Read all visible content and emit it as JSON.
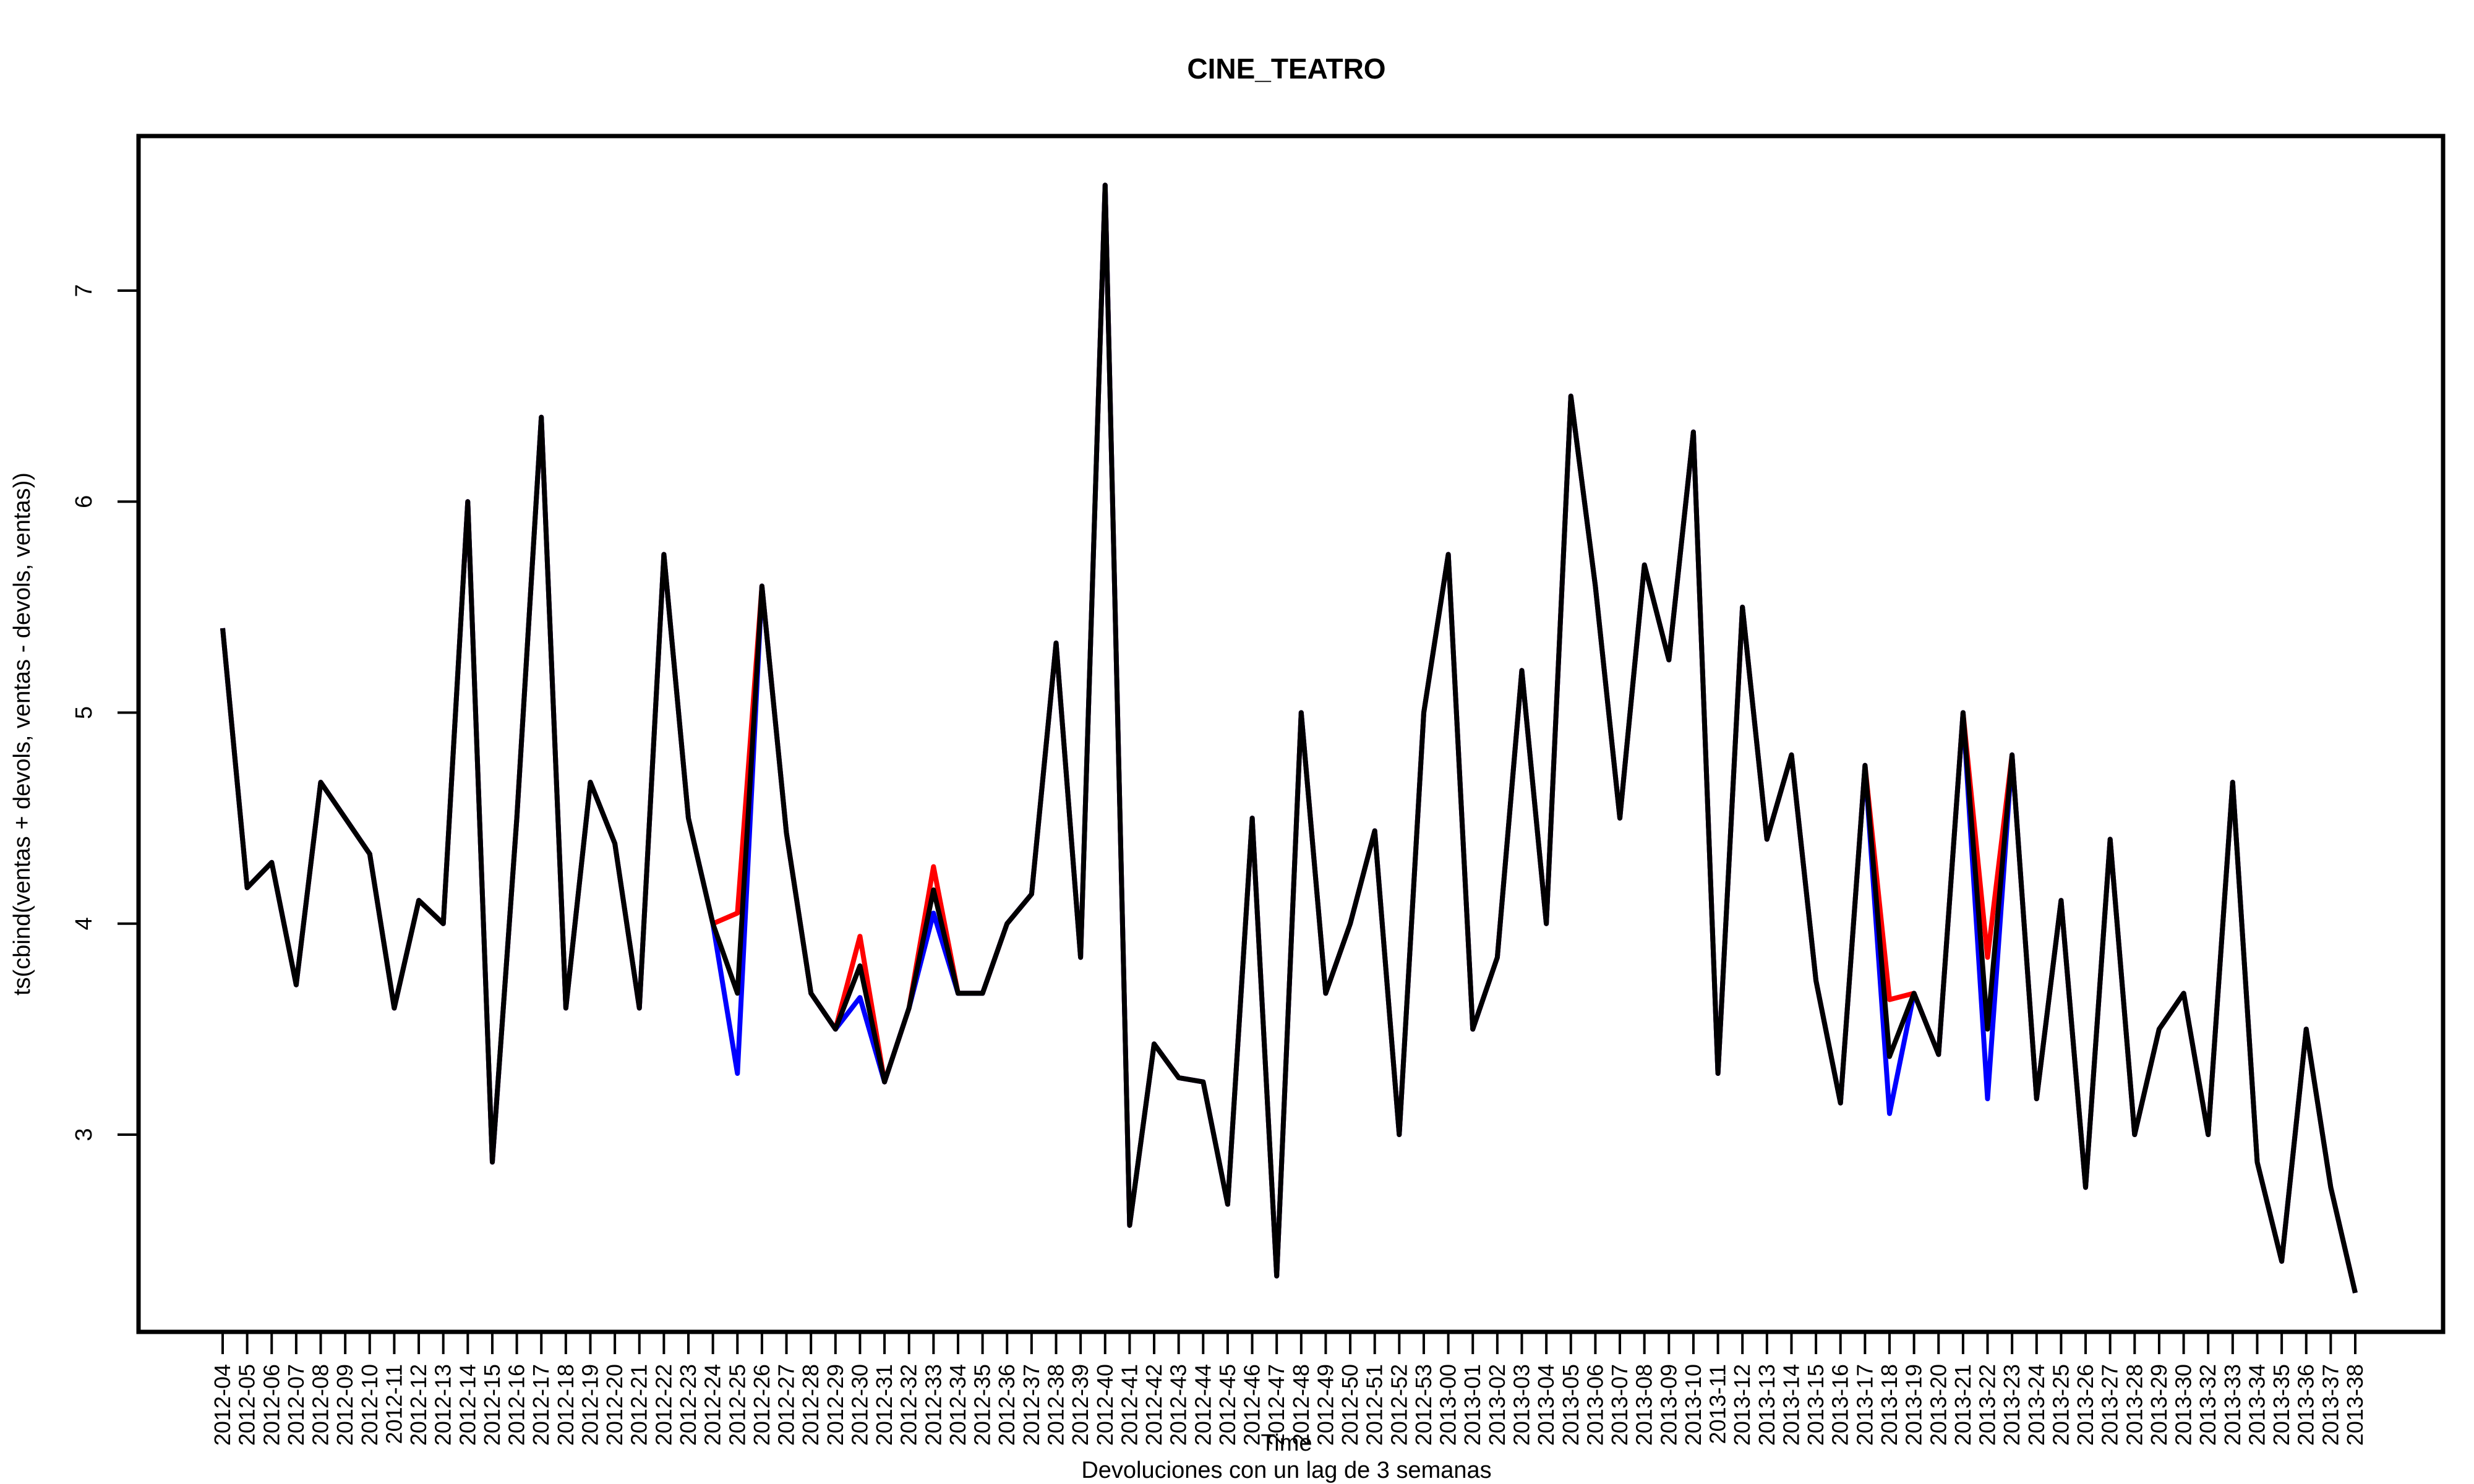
{
  "chart_data": {
    "type": "line",
    "title": "CINE_TEATRO",
    "xlabel": "Time",
    "ylabel": "ts(cbind(ventas + devols, ventas - devols, ventas))",
    "caption": "Devoluciones con un lag de 3 semanas",
    "ylim": [
      2.2,
      7.7
    ],
    "yticks": [
      3,
      4,
      5,
      6,
      7
    ],
    "grid": false,
    "categories": [
      "2012-04",
      "2012-05",
      "2012-06",
      "2012-07",
      "2012-08",
      "2012-09",
      "2012-10",
      "2012-11",
      "2012-12",
      "2012-13",
      "2012-14",
      "2012-15",
      "2012-16",
      "2012-17",
      "2012-18",
      "2012-19",
      "2012-20",
      "2012-21",
      "2012-22",
      "2012-23",
      "2012-24",
      "2012-25",
      "2012-26",
      "2012-27",
      "2012-28",
      "2012-29",
      "2012-30",
      "2012-31",
      "2012-32",
      "2012-33",
      "2012-34",
      "2012-35",
      "2012-36",
      "2012-37",
      "2012-38",
      "2012-39",
      "2012-40",
      "2012-41",
      "2012-42",
      "2012-43",
      "2012-44",
      "2012-45",
      "2012-46",
      "2012-47",
      "2012-48",
      "2012-49",
      "2012-50",
      "2012-51",
      "2012-52",
      "2012-53",
      "2013-00",
      "2013-01",
      "2013-02",
      "2013-03",
      "2013-04",
      "2013-05",
      "2013-06",
      "2013-07",
      "2013-08",
      "2013-09",
      "2013-10",
      "2013-11",
      "2013-12",
      "2013-13",
      "2013-14",
      "2013-15",
      "2013-16",
      "2013-17",
      "2013-18",
      "2013-19",
      "2013-20",
      "2013-21",
      "2013-22",
      "2013-23",
      "2013-24",
      "2013-25",
      "2013-26",
      "2013-27",
      "2013-28",
      "2013-29",
      "2013-30",
      "2013-32",
      "2013-33",
      "2013-34",
      "2013-35",
      "2013-36",
      "2013-37",
      "2013-38"
    ],
    "series": [
      {
        "color": "#ff0000",
        "values": [
          5.4,
          4.17,
          4.29,
          3.71,
          4.67,
          4.5,
          4.33,
          3.6,
          4.11,
          4.0,
          6.0,
          2.87,
          4.5,
          6.4,
          3.6,
          4.67,
          4.38,
          3.6,
          5.75,
          4.5,
          4.0,
          4.05,
          5.6,
          4.43,
          3.67,
          3.5,
          3.94,
          3.25,
          3.6,
          4.27,
          3.67,
          3.67,
          4.0,
          4.14,
          5.33,
          3.84,
          7.5,
          2.57,
          3.43,
          3.27,
          3.25,
          2.67,
          4.5,
          2.33,
          5.0,
          3.67,
          4.0,
          4.44,
          3.0,
          5.0,
          5.75,
          3.5,
          3.84,
          5.2,
          4.0,
          6.5,
          5.6,
          4.5,
          5.7,
          5.25,
          6.33,
          3.29,
          5.5,
          4.4,
          4.8,
          3.73,
          3.15,
          4.75,
          3.64,
          3.67,
          3.38,
          5.0,
          3.84,
          4.8,
          3.17,
          4.11,
          2.75,
          4.4,
          3.0,
          3.5,
          3.67,
          3.0,
          4.67,
          2.87,
          2.4,
          3.5,
          2.75,
          2.25
        ]
      },
      {
        "color": "#0000ff",
        "values": [
          5.4,
          4.17,
          4.29,
          3.71,
          4.67,
          4.5,
          4.33,
          3.6,
          4.11,
          4.0,
          6.0,
          2.87,
          4.5,
          6.4,
          3.6,
          4.67,
          4.38,
          3.6,
          5.75,
          4.5,
          4.0,
          3.29,
          5.6,
          4.43,
          3.67,
          3.5,
          3.65,
          3.25,
          3.6,
          4.05,
          3.67,
          3.67,
          4.0,
          4.14,
          5.33,
          3.84,
          7.5,
          2.57,
          3.43,
          3.27,
          3.25,
          2.67,
          4.5,
          2.33,
          5.0,
          3.67,
          4.0,
          4.44,
          3.0,
          5.0,
          5.75,
          3.5,
          3.84,
          5.2,
          4.0,
          6.5,
          5.6,
          4.5,
          5.7,
          5.25,
          6.33,
          3.29,
          5.5,
          4.4,
          4.8,
          3.73,
          3.15,
          4.75,
          3.1,
          3.67,
          3.38,
          5.0,
          3.17,
          4.8,
          3.17,
          4.11,
          2.75,
          4.4,
          3.0,
          3.5,
          3.67,
          3.0,
          4.67,
          2.87,
          2.4,
          3.5,
          2.75,
          2.25
        ]
      },
      {
        "color": "#000000",
        "values": [
          5.4,
          4.17,
          4.29,
          3.71,
          4.67,
          4.5,
          4.33,
          3.6,
          4.11,
          4.0,
          6.0,
          2.87,
          4.5,
          6.4,
          3.6,
          4.67,
          4.38,
          3.6,
          5.75,
          4.5,
          4.0,
          3.67,
          5.6,
          4.43,
          3.67,
          3.5,
          3.8,
          3.25,
          3.6,
          4.16,
          3.67,
          3.67,
          4.0,
          4.14,
          5.33,
          3.84,
          7.5,
          2.57,
          3.43,
          3.27,
          3.25,
          2.67,
          4.5,
          2.33,
          5.0,
          3.67,
          4.0,
          4.44,
          3.0,
          5.0,
          5.75,
          3.5,
          3.84,
          5.2,
          4.0,
          6.5,
          5.6,
          4.5,
          5.7,
          5.25,
          6.33,
          3.29,
          5.5,
          4.4,
          4.8,
          3.73,
          3.15,
          4.75,
          3.37,
          3.67,
          3.38,
          5.0,
          3.5,
          4.8,
          3.17,
          4.11,
          2.75,
          4.4,
          3.0,
          3.5,
          3.67,
          3.0,
          4.67,
          2.87,
          2.4,
          3.5,
          2.75,
          2.25
        ]
      }
    ]
  }
}
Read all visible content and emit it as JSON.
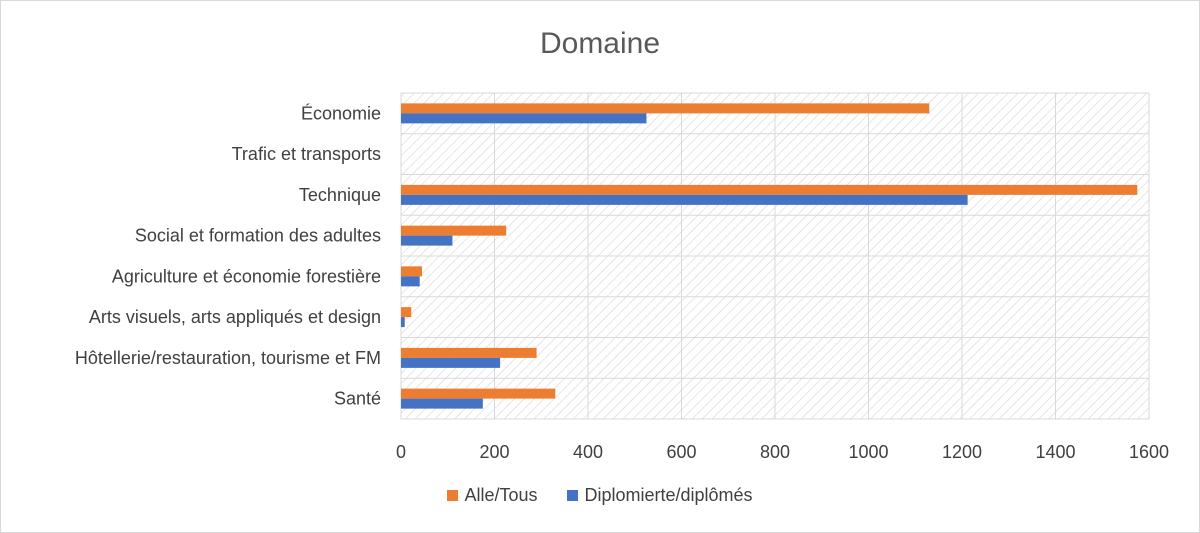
{
  "chart_data": {
    "type": "bar",
    "orientation": "horizontal",
    "title": "Domaine",
    "categories": [
      "Économie",
      "Trafic et transports",
      "Technique",
      "Social et formation des adultes",
      "Agriculture et économie forestière",
      "Arts visuels, arts appliqués et design",
      "Hôtellerie/restauration, tourisme et FM",
      "Santé"
    ],
    "series": [
      {
        "name": "Alle/Tous",
        "color": "#ED7D31",
        "values": [
          1130,
          0,
          1575,
          225,
          45,
          22,
          290,
          330
        ]
      },
      {
        "name": "Diplomierte/diplômés",
        "color": "#4472C4",
        "values": [
          525,
          0,
          1212,
          110,
          40,
          8,
          212,
          175
        ]
      }
    ],
    "xlim": [
      0,
      1600
    ],
    "xticks": [
      0,
      200,
      400,
      600,
      800,
      1000,
      1200,
      1400,
      1600
    ],
    "grid": true,
    "legend_position": "bottom"
  }
}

- What the task asks
Write out all the entries word for word, but skip any images.

- Solution for this problem
Read all visible content and emit it as JSON.
{
  "chart_data": {
    "type": "line",
    "title": "CINE_TEATRO",
    "xlabel": "Time",
    "ylabel": "ts(cbind(ventas + devols, ventas - devols, ventas))",
    "caption": "Devoluciones con un lag de 3 semanas",
    "ylim": [
      2.2,
      7.7
    ],
    "yticks": [
      3,
      4,
      5,
      6,
      7
    ],
    "grid": false,
    "categories": [
      "2012-04",
      "2012-05",
      "2012-06",
      "2012-07",
      "2012-08",
      "2012-09",
      "2012-10",
      "2012-11",
      "2012-12",
      "2012-13",
      "2012-14",
      "2012-15",
      "2012-16",
      "2012-17",
      "2012-18",
      "2012-19",
      "2012-20",
      "2012-21",
      "2012-22",
      "2012-23",
      "2012-24",
      "2012-25",
      "2012-26",
      "2012-27",
      "2012-28",
      "2012-29",
      "2012-30",
      "2012-31",
      "2012-32",
      "2012-33",
      "2012-34",
      "2012-35",
      "2012-36",
      "2012-37",
      "2012-38",
      "2012-39",
      "2012-40",
      "2012-41",
      "2012-42",
      "2012-43",
      "2012-44",
      "2012-45",
      "2012-46",
      "2012-47",
      "2012-48",
      "2012-49",
      "2012-50",
      "2012-51",
      "2012-52",
      "2012-53",
      "2013-00",
      "2013-01",
      "2013-02",
      "2013-03",
      "2013-04",
      "2013-05",
      "2013-06",
      "2013-07",
      "2013-08",
      "2013-09",
      "2013-10",
      "2013-11",
      "2013-12",
      "2013-13",
      "2013-14",
      "2013-15",
      "2013-16",
      "2013-17",
      "2013-18",
      "2013-19",
      "2013-20",
      "2013-21",
      "2013-22",
      "2013-23",
      "2013-24",
      "2013-25",
      "2013-26",
      "2013-27",
      "2013-28",
      "2013-29",
      "2013-30",
      "2013-32",
      "2013-33",
      "2013-34",
      "2013-35",
      "2013-36",
      "2013-37",
      "2013-38"
    ],
    "series": [
      {
        "color": "#ff0000",
        "values": [
          5.4,
          4.17,
          4.29,
          3.71,
          4.67,
          4.5,
          4.33,
          3.6,
          4.11,
          4.0,
          6.0,
          2.87,
          4.5,
          6.4,
          3.6,
          4.67,
          4.38,
          3.6,
          5.75,
          4.5,
          4.0,
          4.05,
          5.6,
          4.43,
          3.67,
          3.5,
          3.94,
          3.25,
          3.6,
          4.27,
          3.67,
          3.67,
          4.0,
          4.14,
          5.33,
          3.84,
          7.5,
          2.57,
          3.43,
          3.27,
          3.25,
          2.67,
          4.5,
          2.33,
          5.0,
          3.67,
          4.0,
          4.44,
          3.0,
          5.0,
          5.75,
          3.5,
          3.84,
          5.2,
          4.0,
          6.5,
          5.6,
          4.5,
          5.7,
          5.25,
          6.33,
          3.29,
          5.5,
          4.4,
          4.8,
          3.73,
          3.15,
          4.75,
          3.64,
          3.67,
          3.38,
          5.0,
          3.84,
          4.8,
          3.17,
          4.11,
          2.75,
          4.4,
          3.0,
          3.5,
          3.67,
          3.0,
          4.67,
          2.87,
          2.4,
          3.5,
          2.75,
          2.25
        ]
      },
      {
        "color": "#0000ff",
        "values": [
          5.4,
          4.17,
          4.29,
          3.71,
          4.67,
          4.5,
          4.33,
          3.6,
          4.11,
          4.0,
          6.0,
          2.87,
          4.5,
          6.4,
          3.6,
          4.67,
          4.38,
          3.6,
          5.75,
          4.5,
          4.0,
          3.29,
          5.6,
          4.43,
          3.67,
          3.5,
          3.65,
          3.25,
          3.6,
          4.05,
          3.67,
          3.67,
          4.0,
          4.14,
          5.33,
          3.84,
          7.5,
          2.57,
          3.43,
          3.27,
          3.25,
          2.67,
          4.5,
          2.33,
          5.0,
          3.67,
          4.0,
          4.44,
          3.0,
          5.0,
          5.75,
          3.5,
          3.84,
          5.2,
          4.0,
          6.5,
          5.6,
          4.5,
          5.7,
          5.25,
          6.33,
          3.29,
          5.5,
          4.4,
          4.8,
          3.73,
          3.15,
          4.75,
          3.1,
          3.67,
          3.38,
          5.0,
          3.17,
          4.8,
          3.17,
          4.11,
          2.75,
          4.4,
          3.0,
          3.5,
          3.67,
          3.0,
          4.67,
          2.87,
          2.4,
          3.5,
          2.75,
          2.25
        ]
      },
      {
        "color": "#000000",
        "values": [
          5.4,
          4.17,
          4.29,
          3.71,
          4.67,
          4.5,
          4.33,
          3.6,
          4.11,
          4.0,
          6.0,
          2.87,
          4.5,
          6.4,
          3.6,
          4.67,
          4.38,
          3.6,
          5.75,
          4.5,
          4.0,
          3.67,
          5.6,
          4.43,
          3.67,
          3.5,
          3.8,
          3.25,
          3.6,
          4.16,
          3.67,
          3.67,
          4.0,
          4.14,
          5.33,
          3.84,
          7.5,
          2.57,
          3.43,
          3.27,
          3.25,
          2.67,
          4.5,
          2.33,
          5.0,
          3.67,
          4.0,
          4.44,
          3.0,
          5.0,
          5.75,
          3.5,
          3.84,
          5.2,
          4.0,
          6.5,
          5.6,
          4.5,
          5.7,
          5.25,
          6.33,
          3.29,
          5.5,
          4.4,
          4.8,
          3.73,
          3.15,
          4.75,
          3.37,
          3.67,
          3.38,
          5.0,
          3.5,
          4.8,
          3.17,
          4.11,
          2.75,
          4.4,
          3.0,
          3.5,
          3.67,
          3.0,
          4.67,
          2.87,
          2.4,
          3.5,
          2.75,
          2.25
        ]
      }
    ]
  }
}
Read all visible content and emit it as JSON.
{
  "chart_data": {
    "type": "bar",
    "orientation": "horizontal",
    "title": "Domaine",
    "categories": [
      "Économie",
      "Trafic et transports",
      "Technique",
      "Social et formation des adultes",
      "Agriculture et économie forestière",
      "Arts visuels, arts appliqués et design",
      "Hôtellerie/restauration, tourisme et FM",
      "Santé"
    ],
    "series": [
      {
        "name": "Alle/Tous",
        "color": "#ED7D31",
        "values": [
          1130,
          0,
          1575,
          225,
          45,
          22,
          290,
          330
        ]
      },
      {
        "name": "Diplomierte/diplômés",
        "color": "#4472C4",
        "values": [
          525,
          0,
          1212,
          110,
          40,
          8,
          212,
          175
        ]
      }
    ],
    "xlim": [
      0,
      1600
    ],
    "xticks": [
      0,
      200,
      400,
      600,
      800,
      1000,
      1200,
      1400,
      1600
    ],
    "grid": true,
    "legend_position": "bottom"
  }
}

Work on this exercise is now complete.